*EXTRACTED TEXT*:
------
## FT816 Floating Point Accelerator

Robert Finch - rob<remove>@finitron.ca

## Overview:

FT816 floating point accelerator consists of two ninety-six bit floating point accumulators between which floating point or fixed point operations occur. Basicoperations include ADD, SUB, MUL, DIV, FIX2FLT, FLT2FIX, SWAP, NEG and ABS. The floating point accumulators operate as a memory mapped device placed by default between \$FEA200 and \$FEA2FF. The floating point accelerator communicates through a byte wide data port and twenty-four bit address port. It was intended for use primarily with smaller byte oriented cpu's like the $65 x x, 68 x x$ series in order to provide them with some floating point capability.

## Floating Point Representation:

The floating point representation is triple precision ( $3 x$ a 32 bit float) and consists of a 16 bit exponent, and eighty bit mantissa. Note that the representation is a non-standard one. The mantissa is represented as a two complement number. The mantissa has one binary digit before the decimal point. The exponent is also represented as a two's complement number but with an inverted sign bit.

| 95 | 80 | 79 |
| :--- | :--- | ---: |
| SEEEEEEEEEEEEEEE | SM.MMMMMM.........MMMMMMMM |  |

## Range

Exponent ranges from -32768 to +32767 . The range is represented based at zero.

| SEEEEEE... <br> field | Exponent |  |  |
| :---: | :--- | :--- | :--- |
| FFFF | 32767 | maximum exponent |  |
| $\ldots$ |  |  |  |
| 8000 | 0 |  |  |
| $\ldots$ |  |  |  |
| 0000 | -32768 | minimum exponent |  |

There are 79 bits in the mantissa plus a sign bit. So the range is $-2^{\wedge} 79$ to $+2^{\wedge} 79$ (approximately 24 digits of precision). The mantissa is represented in two's complement form.

## Operations Supported

Floating point calculations are performed by loading the floating point accumulators with values then setting an operation code in a command register.

| Operation | Opcode |  |
| :--- | :---: | :--- |
| ADD | 1 | FAC1 $=$ FAC2 + FAC1 |
| SUB | 2 | FAC1 $=$ FAC2 - FAC1 |
| MUL | 3 | FAC1 $=$ FAC2 FAC1 |
| DIV | 4 | FAC1 $=$ FAC2 / FAC1 |
| FIX2FLT | 5 | FAC1 convert to float(FAC1) |
| FLT2FIX | 6 | FAC1 $=$ convert to fixed(FAC1) |
| ABS | 7 | FAC1 $=$ ABS(FAC1) |
| NEG | 16 | FAC1 $=-$ FAC1 |
| SWAP | 17 | FAC1 is swapped with FAC2 |
|  |  |  |
| FIXED_ADD | 81 h | FAC1 $=$ FAC1 + FAC2 |
| FIXED_SUB | 82 h | FAC1 $=$ FAC1 - FAC2 |
| FIXED_MUL | 83 h | FAC1 $=$ FAC1 FAC2 |
| FIXED_DIV | 84 h | FAC1 $=$ FAC2 / FAC1 |
| FIXED_ABS | 87 h | FAC1 $=$ ABS(FAC1) |

After the opcode is set in the command register, the operation status may be read from the status register. The most significant bit of the status register indicates a busy status.
------
*DATA LINES*:
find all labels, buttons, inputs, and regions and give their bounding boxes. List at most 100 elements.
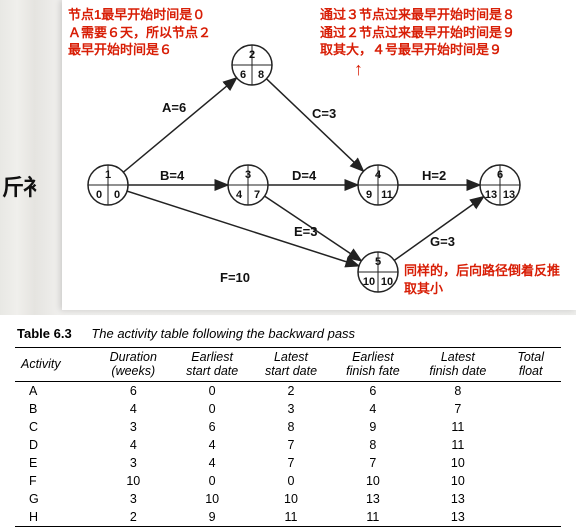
------
According to the FT816 accelerator description, why does the mantissa range run from -2^79 to +2^79? The listing is not needed here.

*EXPECTED ANSWER*:
The mantissa has 79 bits plus a sign bit, so its range is -2^79 to +2^79. That gives roughly 24 digits of precision.